» **Short task**:
Quote each line of the material verbatim, without the pictures.

start Dataset extract

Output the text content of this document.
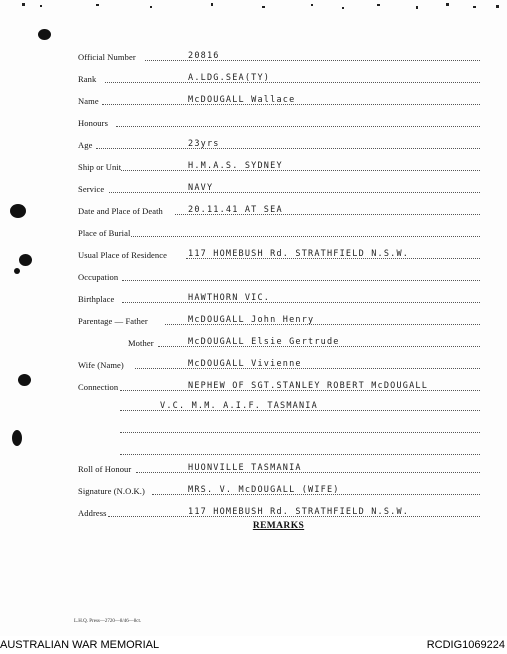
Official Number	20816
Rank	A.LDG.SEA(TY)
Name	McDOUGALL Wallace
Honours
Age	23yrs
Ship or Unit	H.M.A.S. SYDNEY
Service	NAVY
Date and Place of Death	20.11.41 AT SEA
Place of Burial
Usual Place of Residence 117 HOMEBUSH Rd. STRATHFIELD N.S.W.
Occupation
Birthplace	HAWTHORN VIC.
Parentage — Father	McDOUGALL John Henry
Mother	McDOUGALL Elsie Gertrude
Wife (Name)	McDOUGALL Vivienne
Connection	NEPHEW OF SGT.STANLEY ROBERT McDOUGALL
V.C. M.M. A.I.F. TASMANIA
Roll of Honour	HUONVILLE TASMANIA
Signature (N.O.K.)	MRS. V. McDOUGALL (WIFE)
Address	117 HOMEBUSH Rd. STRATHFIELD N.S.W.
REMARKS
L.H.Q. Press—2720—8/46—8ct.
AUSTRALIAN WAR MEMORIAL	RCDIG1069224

end Dataset extract

» **Response for this exercise**:
Output the text content of this document.
Official Number	20816
Rank	A.LDG.SEA(TY)
Name	McDOUGALL Wallace
Honours
Age	23yrs
Ship or Unit	H.M.A.S. SYDNEY
Service	NAVY
Date and Place of Death	20.11.41 AT SEA
Place of Burial
Usual Place of Residence 117 HOMEBUSH Rd. STRATHFIELD N.S.W.
Occupation
Birthplace	HAWTHORN VIC.
Parentage — Father	McDOUGALL John Henry
Mother	McDOUGALL Elsie Gertrude
Wife (Name)	McDOUGALL Vivienne
Connection	NEPHEW OF SGT.STANLEY ROBERT McDOUGALL
V.C. M.M. A.I.F. TASMANIA
Roll of Honour	HUONVILLE TASMANIA
Signature (N.O.K.)	MRS. V. McDOUGALL (WIFE)
Address	117 HOMEBUSH Rd. STRATHFIELD N.S.W.
REMARKS
L.H.Q. Press—2720—8/46—8ct.
AUSTRALIAN WAR MEMORIAL	RCDIG1069224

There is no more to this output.